What you need to do: Identify all lines in the listing that include the word "hàng", and copy them out.

[Records from a collection]

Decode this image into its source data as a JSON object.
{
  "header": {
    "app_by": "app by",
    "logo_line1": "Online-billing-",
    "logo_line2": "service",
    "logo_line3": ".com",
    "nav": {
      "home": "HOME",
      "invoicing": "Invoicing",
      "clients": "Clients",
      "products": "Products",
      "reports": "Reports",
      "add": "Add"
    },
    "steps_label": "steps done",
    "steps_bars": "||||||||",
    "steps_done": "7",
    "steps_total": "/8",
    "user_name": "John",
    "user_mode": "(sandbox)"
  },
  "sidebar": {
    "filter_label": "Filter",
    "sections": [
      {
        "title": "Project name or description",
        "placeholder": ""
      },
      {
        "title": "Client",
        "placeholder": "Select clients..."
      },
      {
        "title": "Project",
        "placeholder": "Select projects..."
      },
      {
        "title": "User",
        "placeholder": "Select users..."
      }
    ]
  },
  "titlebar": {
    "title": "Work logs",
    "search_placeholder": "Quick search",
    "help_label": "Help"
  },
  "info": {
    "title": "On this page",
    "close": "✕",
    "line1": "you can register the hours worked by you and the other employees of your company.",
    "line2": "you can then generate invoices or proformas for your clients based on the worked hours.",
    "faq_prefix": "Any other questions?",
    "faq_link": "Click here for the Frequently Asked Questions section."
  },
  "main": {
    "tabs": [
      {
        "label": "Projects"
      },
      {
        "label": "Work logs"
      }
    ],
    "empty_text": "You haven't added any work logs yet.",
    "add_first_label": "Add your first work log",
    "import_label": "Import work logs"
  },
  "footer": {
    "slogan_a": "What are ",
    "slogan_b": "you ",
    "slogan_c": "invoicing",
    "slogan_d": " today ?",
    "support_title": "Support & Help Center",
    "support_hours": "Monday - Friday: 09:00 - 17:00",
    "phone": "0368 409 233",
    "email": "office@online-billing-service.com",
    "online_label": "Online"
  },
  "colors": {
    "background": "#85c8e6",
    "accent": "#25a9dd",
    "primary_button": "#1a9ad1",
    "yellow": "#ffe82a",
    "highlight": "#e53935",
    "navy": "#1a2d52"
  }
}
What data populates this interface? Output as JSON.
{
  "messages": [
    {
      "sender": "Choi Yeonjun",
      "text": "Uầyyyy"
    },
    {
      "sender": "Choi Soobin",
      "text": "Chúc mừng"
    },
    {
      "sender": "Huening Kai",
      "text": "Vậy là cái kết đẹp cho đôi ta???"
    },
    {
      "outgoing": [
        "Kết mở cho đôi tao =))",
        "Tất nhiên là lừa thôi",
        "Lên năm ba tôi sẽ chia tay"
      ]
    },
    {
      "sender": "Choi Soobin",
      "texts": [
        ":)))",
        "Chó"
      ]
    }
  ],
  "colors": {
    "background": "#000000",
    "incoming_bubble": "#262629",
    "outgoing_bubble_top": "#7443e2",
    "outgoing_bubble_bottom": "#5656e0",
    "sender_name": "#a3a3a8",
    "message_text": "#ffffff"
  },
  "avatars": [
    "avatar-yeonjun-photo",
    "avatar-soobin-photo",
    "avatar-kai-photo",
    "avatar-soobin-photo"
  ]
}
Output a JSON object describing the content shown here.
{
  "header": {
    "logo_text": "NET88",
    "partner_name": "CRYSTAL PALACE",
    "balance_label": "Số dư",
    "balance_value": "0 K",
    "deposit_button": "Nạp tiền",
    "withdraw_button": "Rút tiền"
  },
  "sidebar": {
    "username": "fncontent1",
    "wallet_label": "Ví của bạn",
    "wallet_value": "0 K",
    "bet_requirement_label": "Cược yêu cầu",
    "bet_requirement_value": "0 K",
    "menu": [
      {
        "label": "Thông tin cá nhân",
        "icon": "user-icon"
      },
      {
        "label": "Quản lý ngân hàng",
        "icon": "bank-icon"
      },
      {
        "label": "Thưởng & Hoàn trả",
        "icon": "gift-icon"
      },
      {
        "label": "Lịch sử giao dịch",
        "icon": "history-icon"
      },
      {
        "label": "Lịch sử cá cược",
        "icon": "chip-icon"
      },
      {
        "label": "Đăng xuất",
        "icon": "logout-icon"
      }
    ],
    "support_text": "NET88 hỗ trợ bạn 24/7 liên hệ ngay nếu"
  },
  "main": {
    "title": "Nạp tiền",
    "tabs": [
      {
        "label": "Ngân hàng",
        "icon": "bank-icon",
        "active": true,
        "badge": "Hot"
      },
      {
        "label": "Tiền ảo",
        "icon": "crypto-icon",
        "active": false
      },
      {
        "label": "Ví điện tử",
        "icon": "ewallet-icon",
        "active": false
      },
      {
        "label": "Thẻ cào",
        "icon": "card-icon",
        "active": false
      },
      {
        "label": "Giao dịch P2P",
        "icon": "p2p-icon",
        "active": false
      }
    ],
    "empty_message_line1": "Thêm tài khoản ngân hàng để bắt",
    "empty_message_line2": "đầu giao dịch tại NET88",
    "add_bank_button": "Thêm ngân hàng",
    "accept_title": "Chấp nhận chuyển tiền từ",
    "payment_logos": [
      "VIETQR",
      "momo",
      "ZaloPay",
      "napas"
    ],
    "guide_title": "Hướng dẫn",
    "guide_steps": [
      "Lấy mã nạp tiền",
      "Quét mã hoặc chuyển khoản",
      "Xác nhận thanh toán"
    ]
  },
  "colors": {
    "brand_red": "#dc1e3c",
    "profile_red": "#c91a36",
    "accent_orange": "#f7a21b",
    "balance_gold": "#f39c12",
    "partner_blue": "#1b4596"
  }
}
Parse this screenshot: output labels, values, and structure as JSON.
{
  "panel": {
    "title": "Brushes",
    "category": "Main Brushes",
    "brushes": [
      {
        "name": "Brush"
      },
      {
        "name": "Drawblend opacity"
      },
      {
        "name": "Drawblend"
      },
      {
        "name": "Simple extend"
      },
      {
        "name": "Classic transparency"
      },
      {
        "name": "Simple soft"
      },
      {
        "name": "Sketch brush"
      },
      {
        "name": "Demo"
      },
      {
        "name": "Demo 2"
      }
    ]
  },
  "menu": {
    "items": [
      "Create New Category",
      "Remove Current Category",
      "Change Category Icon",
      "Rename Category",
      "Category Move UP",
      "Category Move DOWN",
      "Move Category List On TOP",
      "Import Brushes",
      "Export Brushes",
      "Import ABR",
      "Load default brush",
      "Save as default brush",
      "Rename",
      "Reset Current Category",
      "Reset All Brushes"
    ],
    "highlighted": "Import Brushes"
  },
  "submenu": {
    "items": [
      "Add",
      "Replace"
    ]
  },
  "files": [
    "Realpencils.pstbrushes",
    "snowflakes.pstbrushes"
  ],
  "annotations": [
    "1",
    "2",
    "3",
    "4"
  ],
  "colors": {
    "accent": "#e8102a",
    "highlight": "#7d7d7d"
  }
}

Answer to the task:
        "label": "Quản lý ngân hàng",
        "label": "Ngân hàng",
    "empty_message_line1": "Thêm tài khoản ngân hàng để bắt",
    "add_bank_button": "Thêm ngân hàng",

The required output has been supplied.